- Work required -
Filter the entries below, keeping every line that has the word "JJJJ".
··· Records shown ···
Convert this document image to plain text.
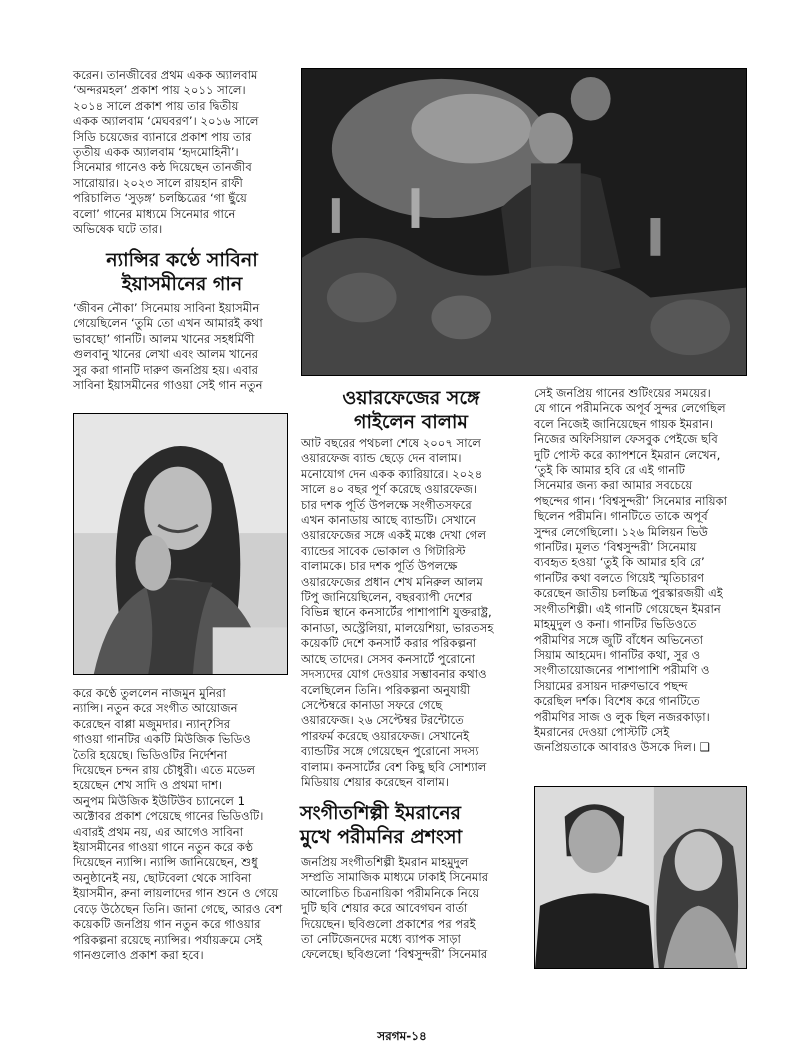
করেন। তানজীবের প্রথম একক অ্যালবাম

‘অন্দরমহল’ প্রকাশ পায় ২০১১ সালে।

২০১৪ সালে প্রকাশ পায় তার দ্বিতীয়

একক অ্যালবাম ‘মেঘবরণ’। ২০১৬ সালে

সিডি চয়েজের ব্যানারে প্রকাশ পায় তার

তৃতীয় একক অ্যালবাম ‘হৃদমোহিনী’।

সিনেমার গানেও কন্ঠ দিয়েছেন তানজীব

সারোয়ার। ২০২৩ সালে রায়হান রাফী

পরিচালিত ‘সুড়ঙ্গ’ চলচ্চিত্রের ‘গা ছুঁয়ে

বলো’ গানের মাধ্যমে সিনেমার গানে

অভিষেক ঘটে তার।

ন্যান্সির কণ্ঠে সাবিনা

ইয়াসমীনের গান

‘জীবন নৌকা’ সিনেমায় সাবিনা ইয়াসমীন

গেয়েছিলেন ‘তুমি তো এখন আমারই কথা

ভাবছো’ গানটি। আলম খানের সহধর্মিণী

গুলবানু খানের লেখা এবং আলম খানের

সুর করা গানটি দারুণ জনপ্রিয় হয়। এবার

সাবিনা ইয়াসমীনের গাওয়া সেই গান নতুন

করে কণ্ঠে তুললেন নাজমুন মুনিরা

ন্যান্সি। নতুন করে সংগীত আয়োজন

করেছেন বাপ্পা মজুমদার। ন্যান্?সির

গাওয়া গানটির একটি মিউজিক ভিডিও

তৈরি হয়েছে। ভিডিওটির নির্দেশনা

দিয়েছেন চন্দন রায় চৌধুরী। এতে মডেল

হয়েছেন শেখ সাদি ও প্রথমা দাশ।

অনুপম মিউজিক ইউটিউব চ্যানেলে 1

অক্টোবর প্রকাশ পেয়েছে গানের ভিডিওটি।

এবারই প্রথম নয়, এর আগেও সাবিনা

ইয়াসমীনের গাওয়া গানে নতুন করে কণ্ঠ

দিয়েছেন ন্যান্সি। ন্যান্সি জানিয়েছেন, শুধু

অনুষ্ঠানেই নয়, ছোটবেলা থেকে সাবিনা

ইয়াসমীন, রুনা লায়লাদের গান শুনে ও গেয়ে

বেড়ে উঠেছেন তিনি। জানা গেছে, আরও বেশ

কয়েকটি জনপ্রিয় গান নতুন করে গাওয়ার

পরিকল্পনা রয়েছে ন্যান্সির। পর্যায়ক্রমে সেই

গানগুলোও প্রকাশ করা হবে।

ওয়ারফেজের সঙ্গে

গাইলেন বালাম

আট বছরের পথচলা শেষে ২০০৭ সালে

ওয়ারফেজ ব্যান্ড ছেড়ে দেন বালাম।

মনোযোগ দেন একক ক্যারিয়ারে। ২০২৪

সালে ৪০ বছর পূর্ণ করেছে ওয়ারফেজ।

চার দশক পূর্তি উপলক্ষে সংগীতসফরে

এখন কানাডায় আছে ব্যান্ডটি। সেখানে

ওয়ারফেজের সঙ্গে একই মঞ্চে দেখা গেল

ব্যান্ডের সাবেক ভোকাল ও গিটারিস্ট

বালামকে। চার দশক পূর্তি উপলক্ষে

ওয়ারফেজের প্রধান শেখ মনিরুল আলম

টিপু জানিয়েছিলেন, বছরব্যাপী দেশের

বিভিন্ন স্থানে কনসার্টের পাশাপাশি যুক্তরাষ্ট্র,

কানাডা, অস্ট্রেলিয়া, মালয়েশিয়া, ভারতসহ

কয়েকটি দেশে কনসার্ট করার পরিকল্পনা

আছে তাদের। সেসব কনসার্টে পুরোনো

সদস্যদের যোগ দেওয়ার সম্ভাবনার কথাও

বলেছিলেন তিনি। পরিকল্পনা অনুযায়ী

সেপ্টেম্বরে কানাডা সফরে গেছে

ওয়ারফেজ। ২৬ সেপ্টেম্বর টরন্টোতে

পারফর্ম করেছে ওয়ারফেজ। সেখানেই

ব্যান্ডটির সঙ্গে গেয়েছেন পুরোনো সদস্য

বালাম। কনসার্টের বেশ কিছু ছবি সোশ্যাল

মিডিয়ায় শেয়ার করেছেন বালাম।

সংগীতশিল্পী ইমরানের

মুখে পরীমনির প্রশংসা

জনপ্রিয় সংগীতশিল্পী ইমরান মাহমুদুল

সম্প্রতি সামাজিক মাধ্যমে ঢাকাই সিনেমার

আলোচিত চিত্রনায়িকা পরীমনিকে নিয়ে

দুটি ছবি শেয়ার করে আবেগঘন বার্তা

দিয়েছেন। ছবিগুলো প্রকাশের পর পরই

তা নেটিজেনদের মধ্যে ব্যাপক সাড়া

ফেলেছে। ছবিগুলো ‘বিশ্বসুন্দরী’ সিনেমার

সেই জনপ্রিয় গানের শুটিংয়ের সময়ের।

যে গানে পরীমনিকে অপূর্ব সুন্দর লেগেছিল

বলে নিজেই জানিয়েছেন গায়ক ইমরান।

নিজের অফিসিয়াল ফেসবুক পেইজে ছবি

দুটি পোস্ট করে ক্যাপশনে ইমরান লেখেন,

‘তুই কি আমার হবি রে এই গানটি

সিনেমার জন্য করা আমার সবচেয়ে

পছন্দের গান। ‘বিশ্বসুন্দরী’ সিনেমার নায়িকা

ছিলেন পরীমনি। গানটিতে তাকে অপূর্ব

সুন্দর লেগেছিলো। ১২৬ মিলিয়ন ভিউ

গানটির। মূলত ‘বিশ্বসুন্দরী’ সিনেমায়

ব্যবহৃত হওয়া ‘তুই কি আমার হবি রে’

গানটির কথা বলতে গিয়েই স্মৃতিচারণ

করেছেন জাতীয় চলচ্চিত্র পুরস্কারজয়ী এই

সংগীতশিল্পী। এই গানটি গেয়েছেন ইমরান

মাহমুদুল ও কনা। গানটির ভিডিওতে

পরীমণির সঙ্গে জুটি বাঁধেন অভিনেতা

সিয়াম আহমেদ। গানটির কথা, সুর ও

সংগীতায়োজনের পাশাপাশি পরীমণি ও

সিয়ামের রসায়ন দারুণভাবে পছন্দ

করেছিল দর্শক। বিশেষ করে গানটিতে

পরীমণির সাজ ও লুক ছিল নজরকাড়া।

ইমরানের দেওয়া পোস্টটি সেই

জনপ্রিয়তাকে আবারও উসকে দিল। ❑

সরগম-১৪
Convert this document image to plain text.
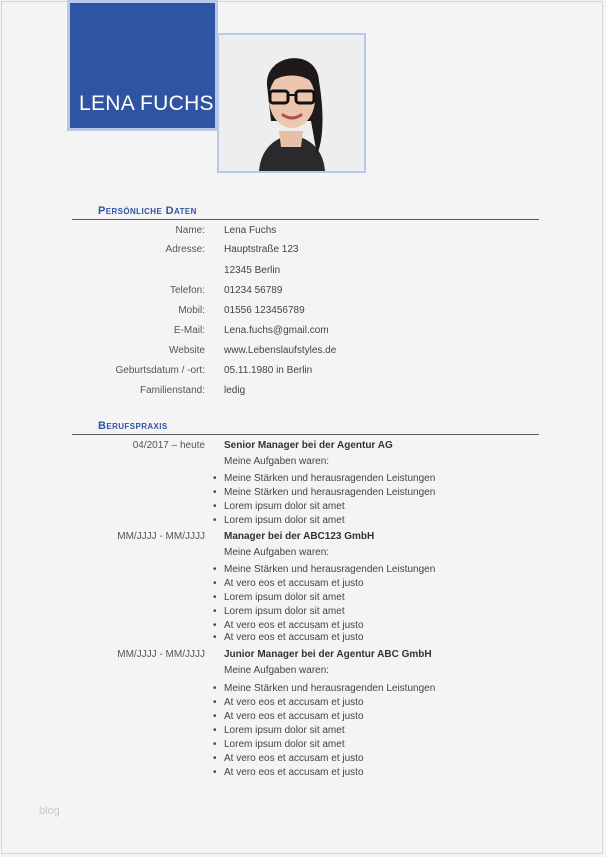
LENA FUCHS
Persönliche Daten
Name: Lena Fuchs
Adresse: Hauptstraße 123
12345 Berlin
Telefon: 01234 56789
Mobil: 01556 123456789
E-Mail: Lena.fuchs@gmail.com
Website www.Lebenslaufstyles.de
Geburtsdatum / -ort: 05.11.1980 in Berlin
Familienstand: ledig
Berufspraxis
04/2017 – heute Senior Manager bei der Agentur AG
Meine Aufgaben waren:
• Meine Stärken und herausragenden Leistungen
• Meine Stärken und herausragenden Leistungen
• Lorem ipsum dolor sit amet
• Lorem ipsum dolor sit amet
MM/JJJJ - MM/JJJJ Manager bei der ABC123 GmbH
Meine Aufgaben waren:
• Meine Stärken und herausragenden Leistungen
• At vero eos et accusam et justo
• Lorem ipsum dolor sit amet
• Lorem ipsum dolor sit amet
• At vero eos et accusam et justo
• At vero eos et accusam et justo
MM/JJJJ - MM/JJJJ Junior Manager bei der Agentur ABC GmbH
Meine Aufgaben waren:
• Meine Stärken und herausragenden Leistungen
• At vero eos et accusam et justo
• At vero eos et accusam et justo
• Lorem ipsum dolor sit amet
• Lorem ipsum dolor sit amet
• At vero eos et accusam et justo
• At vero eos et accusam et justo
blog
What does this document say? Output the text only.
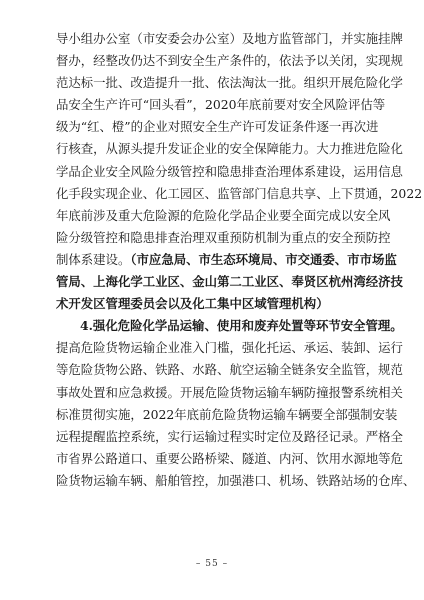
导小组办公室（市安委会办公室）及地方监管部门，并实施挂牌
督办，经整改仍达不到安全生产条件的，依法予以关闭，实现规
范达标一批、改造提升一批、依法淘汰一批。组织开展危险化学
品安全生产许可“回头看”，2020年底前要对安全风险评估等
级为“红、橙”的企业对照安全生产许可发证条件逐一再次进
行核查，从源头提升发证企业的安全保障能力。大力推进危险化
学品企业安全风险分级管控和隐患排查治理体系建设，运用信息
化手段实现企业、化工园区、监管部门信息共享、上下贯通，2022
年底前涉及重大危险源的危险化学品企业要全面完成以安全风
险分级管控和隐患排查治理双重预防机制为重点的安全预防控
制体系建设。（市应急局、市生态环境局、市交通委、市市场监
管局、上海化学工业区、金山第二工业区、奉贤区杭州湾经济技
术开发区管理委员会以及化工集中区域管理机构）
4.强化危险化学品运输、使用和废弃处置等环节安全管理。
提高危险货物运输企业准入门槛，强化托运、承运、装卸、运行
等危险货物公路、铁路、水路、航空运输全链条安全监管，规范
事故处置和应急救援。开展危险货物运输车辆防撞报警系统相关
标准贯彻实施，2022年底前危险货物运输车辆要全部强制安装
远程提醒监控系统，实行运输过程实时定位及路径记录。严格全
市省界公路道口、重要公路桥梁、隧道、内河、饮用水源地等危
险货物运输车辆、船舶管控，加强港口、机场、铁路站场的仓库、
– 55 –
···
- Task solution -
MM/JJJJ - MM/JJJJ Manager bei der ABC123 GmbH
MM/JJJJ - MM/JJJJ Junior Manager bei der Agentur ABC GmbH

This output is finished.